Your assignment
In the material below, identify each line bearing the word "files". Reproduce those lines.

-=-=-

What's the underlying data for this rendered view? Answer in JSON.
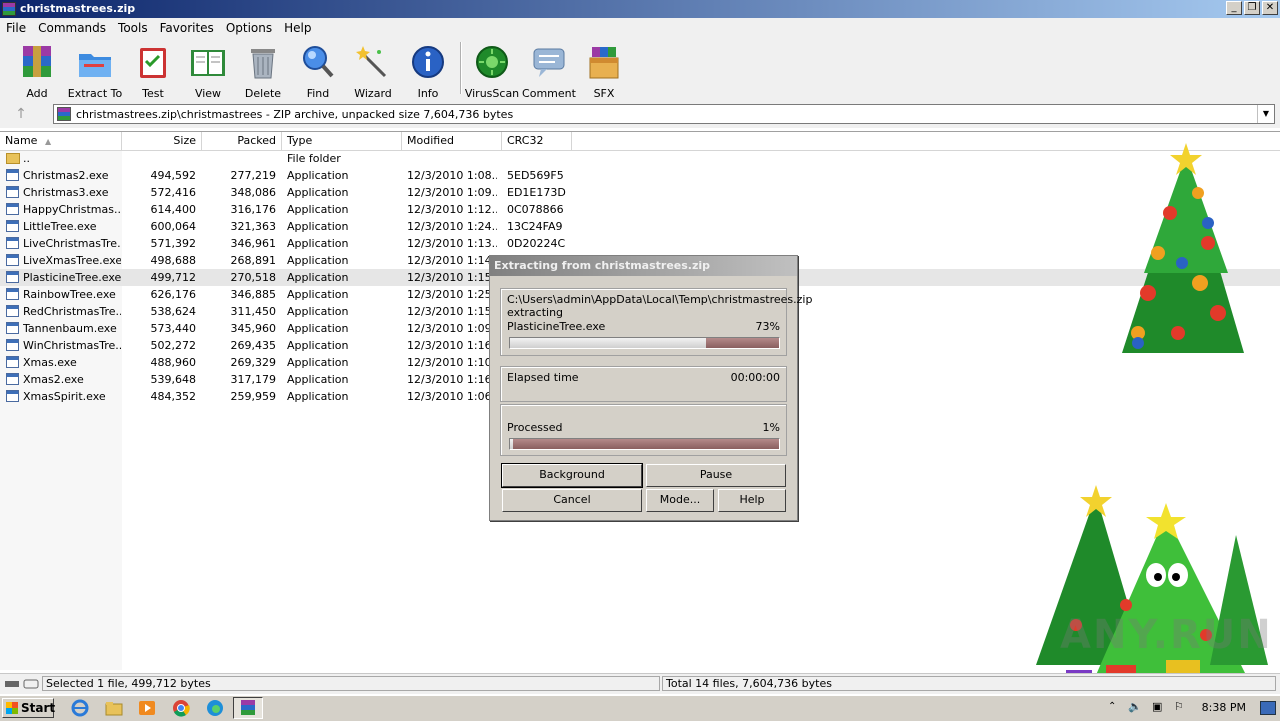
{
  "window": {
    "title": "christmastrees.zip"
  },
  "menu": [
    "File",
    "Commands",
    "Tools",
    "Favorites",
    "Options",
    "Help"
  ],
  "toolbar": [
    {
      "label": "Add",
      "icon": "add-archive-icon"
    },
    {
      "label": "Extract To",
      "icon": "extract-to-icon"
    },
    {
      "label": "Test",
      "icon": "test-icon"
    },
    {
      "label": "View",
      "icon": "view-book-icon"
    },
    {
      "label": "Delete",
      "icon": "delete-bin-icon"
    },
    {
      "label": "Find",
      "icon": "find-magnifier-icon"
    },
    {
      "label": "Wizard",
      "icon": "wizard-wand-icon"
    },
    {
      "label": "Info",
      "icon": "info-icon"
    },
    {
      "label": "VirusScan",
      "icon": "virus-scan-icon"
    },
    {
      "label": "Comment",
      "icon": "comment-icon"
    },
    {
      "label": "SFX",
      "icon": "sfx-icon"
    }
  ],
  "address": {
    "path": "christmastrees.zip\\christmastrees - ZIP archive, unpacked size 7,604,736 bytes"
  },
  "columns": {
    "name": "Name",
    "size": "Size",
    "packed": "Packed",
    "type": "Type",
    "modified": "Modified",
    "crc": "CRC32"
  },
  "files": [
    {
      "name": "..",
      "size": "",
      "packed": "",
      "type": "File folder",
      "modified": "",
      "crc": "",
      "folder": true
    },
    {
      "name": "Christmas2.exe",
      "size": "494,592",
      "packed": "277,219",
      "type": "Application",
      "modified": "12/3/2010 1:08...",
      "crc": "5ED569F5"
    },
    {
      "name": "Christmas3.exe",
      "size": "572,416",
      "packed": "348,086",
      "type": "Application",
      "modified": "12/3/2010 1:09...",
      "crc": "ED1E173D"
    },
    {
      "name": "HappyChristmas....",
      "size": "614,400",
      "packed": "316,176",
      "type": "Application",
      "modified": "12/3/2010 1:12...",
      "crc": "0C078866"
    },
    {
      "name": "LittleTree.exe",
      "size": "600,064",
      "packed": "321,363",
      "type": "Application",
      "modified": "12/3/2010 1:24...",
      "crc": "13C24FA9"
    },
    {
      "name": "LiveChristmasTre...",
      "size": "571,392",
      "packed": "346,961",
      "type": "Application",
      "modified": "12/3/2010 1:13...",
      "crc": "0D20224C"
    },
    {
      "name": "LiveXmasTree.exe",
      "size": "498,688",
      "packed": "268,891",
      "type": "Application",
      "modified": "12/3/2010 1:14.",
      "crc": ""
    },
    {
      "name": "PlasticineTree.exe",
      "size": "499,712",
      "packed": "270,518",
      "type": "Application",
      "modified": "12/3/2010 1:15.",
      "crc": "",
      "selected": true
    },
    {
      "name": "RainbowTree.exe",
      "size": "626,176",
      "packed": "346,885",
      "type": "Application",
      "modified": "12/3/2010 1:25.",
      "crc": ""
    },
    {
      "name": "RedChristmasTre...",
      "size": "538,624",
      "packed": "311,450",
      "type": "Application",
      "modified": "12/3/2010 1:15.",
      "crc": ""
    },
    {
      "name": "Tannenbaum.exe",
      "size": "573,440",
      "packed": "345,960",
      "type": "Application",
      "modified": "12/3/2010 1:09.",
      "crc": ""
    },
    {
      "name": "WinChristmasTre...",
      "size": "502,272",
      "packed": "269,435",
      "type": "Application",
      "modified": "12/3/2010 1:16.",
      "crc": ""
    },
    {
      "name": "Xmas.exe",
      "size": "488,960",
      "packed": "269,329",
      "type": "Application",
      "modified": "12/3/2010 1:10.",
      "crc": ""
    },
    {
      "name": "Xmas2.exe",
      "size": "539,648",
      "packed": "317,179",
      "type": "Application",
      "modified": "12/3/2010 1:16.",
      "crc": ""
    },
    {
      "name": "XmasSpirit.exe",
      "size": "484,352",
      "packed": "259,959",
      "type": "Application",
      "modified": "12/3/2010 1:06.",
      "crc": ""
    }
  ],
  "status": {
    "left": "Selected 1 file, 499,712 bytes",
    "right": "Total 14 files, 7,604,736 bytes"
  },
  "dialog": {
    "title": "Extracting from christmastrees.zip",
    "path": "C:\\Users\\admin\\AppData\\Local\\Temp\\christmastrees.zip",
    "action": "extracting",
    "file": "PlasticineTree.exe",
    "file_percent": "73%",
    "file_progress": 0.73,
    "elapsed_label": "Elapsed time",
    "elapsed_value": "00:00:00",
    "processed_label": "Processed",
    "processed_percent": "1%",
    "processed_progress": 0.01,
    "buttons": {
      "background": "Background",
      "pause": "Pause",
      "cancel": "Cancel",
      "mode": "Mode...",
      "help": "Help"
    }
  },
  "taskbar": {
    "start": "Start",
    "time": "8:38 PM"
  },
  "watermark": "ANY.RUN"
}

-=-=-

Response for this exercise
  "files": [
    "right": "Total 14 files, 7,604,736 bytes"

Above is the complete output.